EXTRACTED INFORMATION
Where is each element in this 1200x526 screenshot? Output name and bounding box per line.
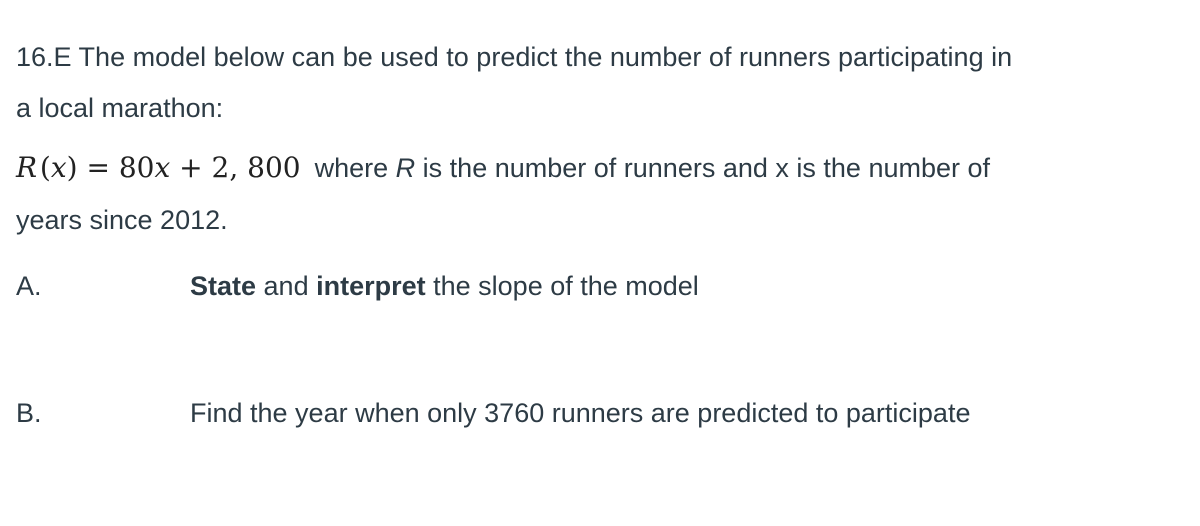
item-b-label: B. xyxy=(16,398,42,428)
equation-variable-2: x xyxy=(154,151,171,184)
item-a-label: A. xyxy=(16,271,42,301)
model-equation-line: R (x) = 80x + 2, 800 where R is the numbe… xyxy=(16,154,990,182)
item-a-text-rest: the slope of the model xyxy=(425,271,699,301)
equation-function: R xyxy=(16,151,38,184)
definition-x: x xyxy=(775,153,789,183)
equation-coefficient: 80 xyxy=(118,151,155,184)
item-b-text: Find the year when only 3760 runners are… xyxy=(190,398,971,428)
item-a-bold-interpret: interpret xyxy=(316,271,426,301)
equation-constant: 2, 800 xyxy=(211,151,301,184)
model-equation: R (x) = 80x + 2, 800 xyxy=(16,151,301,184)
definition-text-1: where xyxy=(314,153,389,183)
item-a-text: State and interpret the slope of the mod… xyxy=(190,271,699,302)
problem-intro-line-1: 16.E The model below can be used to pred… xyxy=(16,42,1013,72)
definition-line-2: years since 2012. xyxy=(16,205,228,235)
equation-plus: + xyxy=(179,151,203,184)
item-a-bold-state: State xyxy=(190,271,257,301)
problem-intro-line-2: a local marathon: xyxy=(16,93,224,123)
item-a-text-and: and xyxy=(256,271,317,301)
definition-text-2: is the number of runners and xyxy=(422,153,768,183)
equation-variable: x xyxy=(50,151,67,184)
definition-R: R xyxy=(395,153,416,183)
equation-equals: = xyxy=(86,151,110,184)
definition-text-3: is the number of xyxy=(796,153,991,183)
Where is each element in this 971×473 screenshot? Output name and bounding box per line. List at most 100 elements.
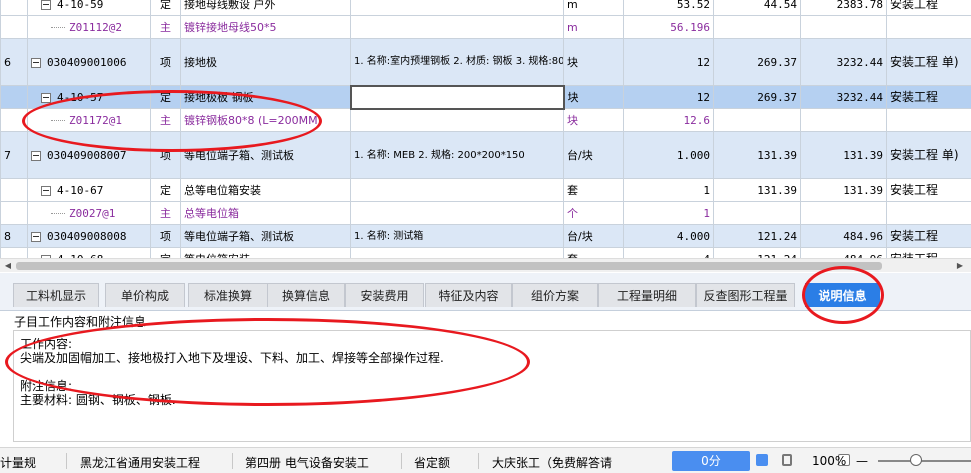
unit-price-cell[interactable]: 44.54 [713,0,801,16]
row-number-cell[interactable] [0,0,28,16]
code-cell[interactable]: 030409008008 [27,224,151,248]
tab-reverse-graphic-quantity[interactable]: 反查图形工程量 [696,283,795,307]
code-cell[interactable]: Z01112@2 [27,15,151,39]
status-standard[interactable]: 计量规 [0,454,62,471]
quantity-cell[interactable]: 1 [623,201,714,225]
tab-unit-price[interactable]: 单价构成 [105,283,185,307]
row-number-cell[interactable] [0,108,28,132]
feature-description-cell[interactable] [349,84,565,110]
feature-description-cell[interactable]: 1. 名称: 测试箱 [350,224,564,248]
row-number-cell[interactable] [0,178,28,202]
tab-pricing-scheme[interactable]: 组价方案 [512,283,598,307]
table-row[interactable]: Z01172@1 主镀锌钢板80*8 (L=200MM) 块 12.6 [0,108,971,132]
name-cell[interactable]: 等电位端子箱、测试板 [180,224,351,248]
quantity-cell[interactable]: 1 [623,178,714,202]
feature-description-cell[interactable] [350,0,564,16]
collapse-icon[interactable] [31,150,41,161]
total-price-cell[interactable]: 484.96 [800,224,887,248]
type-cell[interactable]: 定 [150,178,181,202]
row-number-cell[interactable] [0,15,28,39]
unit-cell[interactable]: 个 [563,201,624,225]
code-cell[interactable]: 030409008007 [27,131,151,179]
code-cell[interactable]: 4-10-68 [27,247,151,258]
category-cell[interactable]: 安装工程 [886,247,971,258]
quantity-cell[interactable]: 1.000 [623,131,714,179]
scroll-thumb[interactable] [16,262,882,270]
category-cell[interactable]: 安装工程 [886,224,971,248]
name-cell[interactable]: 总等电位箱 [180,201,351,225]
unit-price-cell[interactable] [713,15,801,39]
quantity-cell[interactable]: 12 [623,38,714,86]
code-cell[interactable]: Z01172@1 [27,108,151,132]
total-price-cell[interactable] [800,108,887,132]
collapse-icon[interactable] [41,185,51,196]
name-cell[interactable]: 接地母线敷设 户外 [180,0,351,16]
tab-material-machine[interactable]: 工料机显示 [13,283,99,307]
table-row[interactable]: 4-10-57 定接地极板 钢板 块 12 269.37 3232.44 安装工程 [0,84,971,110]
quantity-cell[interactable]: 12 [623,85,714,109]
unit-price-cell[interactable]: 121.24 [713,224,801,248]
category-cell[interactable] [886,108,971,132]
quantity-cell[interactable]: 4.000 [623,224,714,248]
category-cell[interactable] [886,15,971,39]
unit-cell[interactable]: m [563,15,624,39]
category-cell[interactable]: 安装工程 [886,0,971,16]
tab-install-cost[interactable]: 安装费用 [345,283,424,307]
table-row[interactable]: 8 030409008008 项等电位端子箱、测试板 1. 名称: 测试箱 台/块 4.0… [0,224,971,248]
total-price-cell[interactable] [800,201,887,225]
total-price-cell[interactable] [800,15,887,39]
name-cell[interactable]: 接地极 [180,38,351,86]
collapse-icon[interactable] [41,92,51,103]
total-price-cell[interactable]: 3232.44 [800,85,887,109]
row-number-cell[interactable]: 8 [0,224,28,248]
unit-cell[interactable]: 台/块 [563,224,624,248]
unit-price-cell[interactable]: 269.37 [713,38,801,86]
status-support[interactable]: 大庆张工（免费解答请 [492,454,620,471]
scroll-right-icon[interactable]: ▶ [955,261,965,271]
total-price-cell[interactable]: 131.39 [800,131,887,179]
tab-conversion-info[interactable]: 换算信息 [267,283,345,307]
zoom-out-icon[interactable]: — [856,454,868,468]
tab-description-info[interactable]: 说明信息 [805,283,880,307]
type-cell[interactable]: 定 [150,247,181,258]
category-cell[interactable] [886,201,971,225]
horizontal-scrollbar[interactable]: ◀ ▶ [0,258,971,272]
unit-cell[interactable]: m [563,0,624,16]
table-row[interactable]: Z01112@2 主镀锌接地母线50*5 m 56.196 [0,15,971,39]
name-cell[interactable]: 等电位箱安装 [180,247,351,258]
feature-description-cell[interactable] [350,15,564,39]
table-row[interactable]: Z0027@1 主总等电位箱 个 1 [0,201,971,225]
unit-price-cell[interactable] [713,108,801,132]
quantity-cell[interactable]: 53.52 [623,0,714,16]
unit-cell[interactable]: 块 [563,38,624,86]
feature-description-cell[interactable]: 1. 名称:室内预埋钢板 2. 材质: 钢板 3. 规格:80*8 (L=200… [350,38,564,86]
category-cell[interactable]: 安装工程 单) [886,131,971,179]
name-cell[interactable]: 等电位端子箱、测试板 [180,131,351,179]
collapse-icon[interactable] [41,0,51,10]
feature-description-cell[interactable] [350,108,564,132]
feature-description-cell[interactable] [350,247,564,258]
name-cell[interactable]: 镀锌接地母线50*5 [180,15,351,39]
status-quota[interactable]: 省定额 [414,454,464,471]
total-price-cell[interactable]: 131.39 [800,178,887,202]
name-cell[interactable]: 镀锌钢板80*8 (L=200MM) [180,108,351,132]
row-number-cell[interactable] [0,247,28,258]
name-cell[interactable]: 接地极板 钢板 [180,85,351,109]
type-cell[interactable]: 定 [150,85,181,109]
row-number-cell[interactable] [0,201,28,225]
table-row[interactable]: 4-10-67 定总等电位箱安装套 1 131.39 131.39 安装工程 [0,178,971,202]
zoom-slider[interactable] [878,460,971,462]
split-view-icon[interactable] [782,454,792,466]
unit-cell[interactable]: 块 [563,85,624,109]
unit-price-cell[interactable]: 121.24 [713,247,801,258]
table-row[interactable]: 6 030409001006 项接地极 1. 名称:室内预埋钢板 2. 材质: 钢板 … [0,38,971,86]
feature-description-cell[interactable]: 1. 名称: MEB 2. 规格: 200*200*150 [350,131,564,179]
unit-price-cell[interactable] [713,201,801,225]
unit-price-cell[interactable]: 131.39 [713,178,801,202]
type-cell[interactable]: 项 [150,38,181,86]
code-cell[interactable]: 4-10-67 [27,178,151,202]
code-cell[interactable]: 030409001006 [27,38,151,86]
row-number-cell[interactable] [0,85,28,109]
unit-price-cell[interactable]: 131.39 [713,131,801,179]
code-cell[interactable]: Z0027@1 [27,201,151,225]
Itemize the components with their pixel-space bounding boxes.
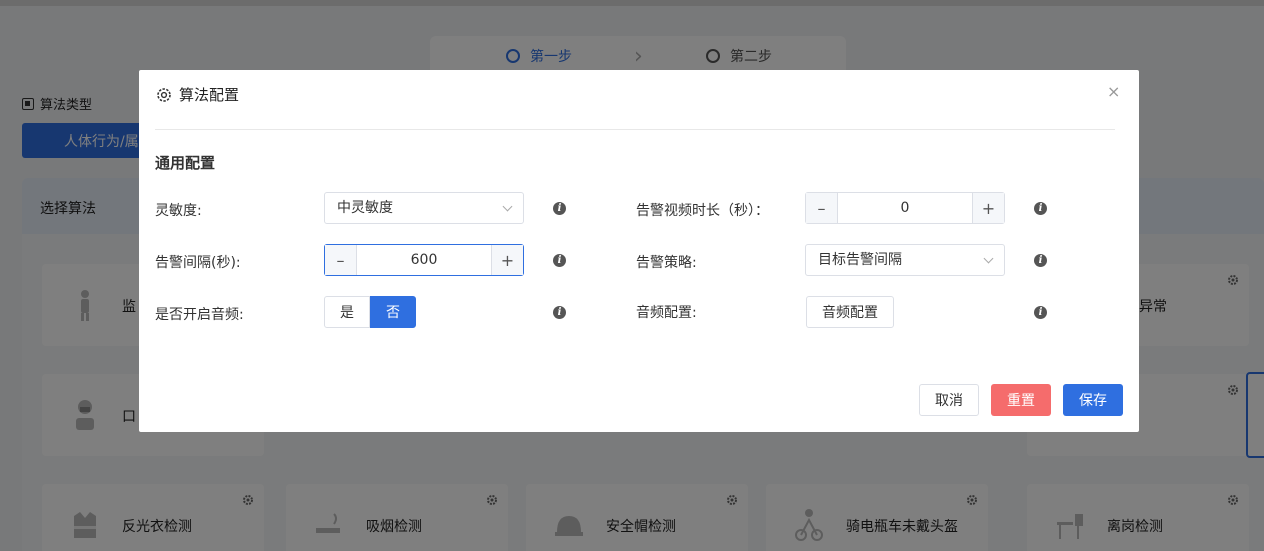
close-icon[interactable]: × (1107, 82, 1120, 101)
algorithm-config-dialog: 算法配置 × 通用配置 灵敏度: 中灵敏度 i 告警视频时长（秒）： – 0 +… (139, 70, 1139, 432)
plus-icon[interactable]: + (972, 193, 1004, 223)
video-duration-stepper[interactable]: – 0 + (805, 192, 1005, 224)
dialog-header: 算法配置 (155, 84, 1115, 130)
gear-icon (157, 88, 171, 102)
alarm-interval-value[interactable]: 600 (357, 245, 491, 275)
cancel-button[interactable]: 取消 (919, 384, 979, 416)
save-button[interactable]: 保存 (1063, 384, 1123, 416)
info-icon[interactable]: i (553, 306, 566, 319)
audio-enable-toggle: 是 否 (324, 296, 416, 328)
video-duration-label: 告警视频时长（秒）： (636, 203, 769, 219)
alarm-strategy-label: 告警策略: (636, 255, 697, 271)
alarm-strategy-value: 目标告警间隔 (818, 252, 902, 268)
section-title: 通用配置 (155, 154, 216, 172)
minus-icon[interactable]: – (325, 245, 357, 275)
plus-icon[interactable]: + (491, 245, 523, 275)
audio-config-button[interactable]: 音频配置 (806, 296, 894, 328)
alarm-interval-label: 告警间隔(秒): (155, 255, 241, 271)
audio-yes-button[interactable]: 是 (324, 296, 370, 328)
info-icon[interactable]: i (1034, 254, 1047, 267)
alarm-strategy-select[interactable]: 目标告警间隔 (805, 244, 1005, 276)
sensitivity-label: 灵敏度: (155, 203, 202, 219)
sensitivity-select[interactable]: 中灵敏度 (324, 192, 524, 224)
chevron-down-icon (502, 201, 513, 212)
alarm-interval-stepper[interactable]: – 600 + (324, 244, 524, 276)
info-icon[interactable]: i (1034, 202, 1047, 215)
info-icon[interactable]: i (1034, 306, 1047, 319)
info-icon[interactable]: i (553, 202, 566, 215)
dialog-title: 算法配置 (179, 86, 240, 104)
audio-enable-label: 是否开启音频: (155, 307, 244, 323)
minus-icon[interactable]: – (806, 193, 838, 223)
audio-no-button[interactable]: 否 (370, 296, 416, 328)
sensitivity-value: 中灵敏度 (337, 200, 393, 216)
info-icon[interactable]: i (553, 254, 566, 267)
video-duration-value[interactable]: 0 (838, 193, 972, 223)
chevron-down-icon (983, 253, 994, 264)
audio-config-label: 音频配置: (636, 305, 697, 321)
reset-button[interactable]: 重置 (991, 384, 1051, 416)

THE PROBLEM
Write out again the lines of the records that start at the line containing "unit-price-cell[interactable]: 44.54 [713,0,801,16]" and end at the line containing "code-cell[interactable]: Z01112@2 [27,15,151,39]", with both of those lines included.

TASK SOLUTION
unit-price-cell[interactable]: 44.54 [713,0,801,16]
row-number-cell[interactable] [0,0,28,16]
code-cell[interactable]: 030409008008 [27,224,151,248]
tab-reverse-graphic-quantity[interactable]: 反查图形工程量 [696,283,795,307]
code-cell[interactable]: Z01112@2 [27,15,151,39]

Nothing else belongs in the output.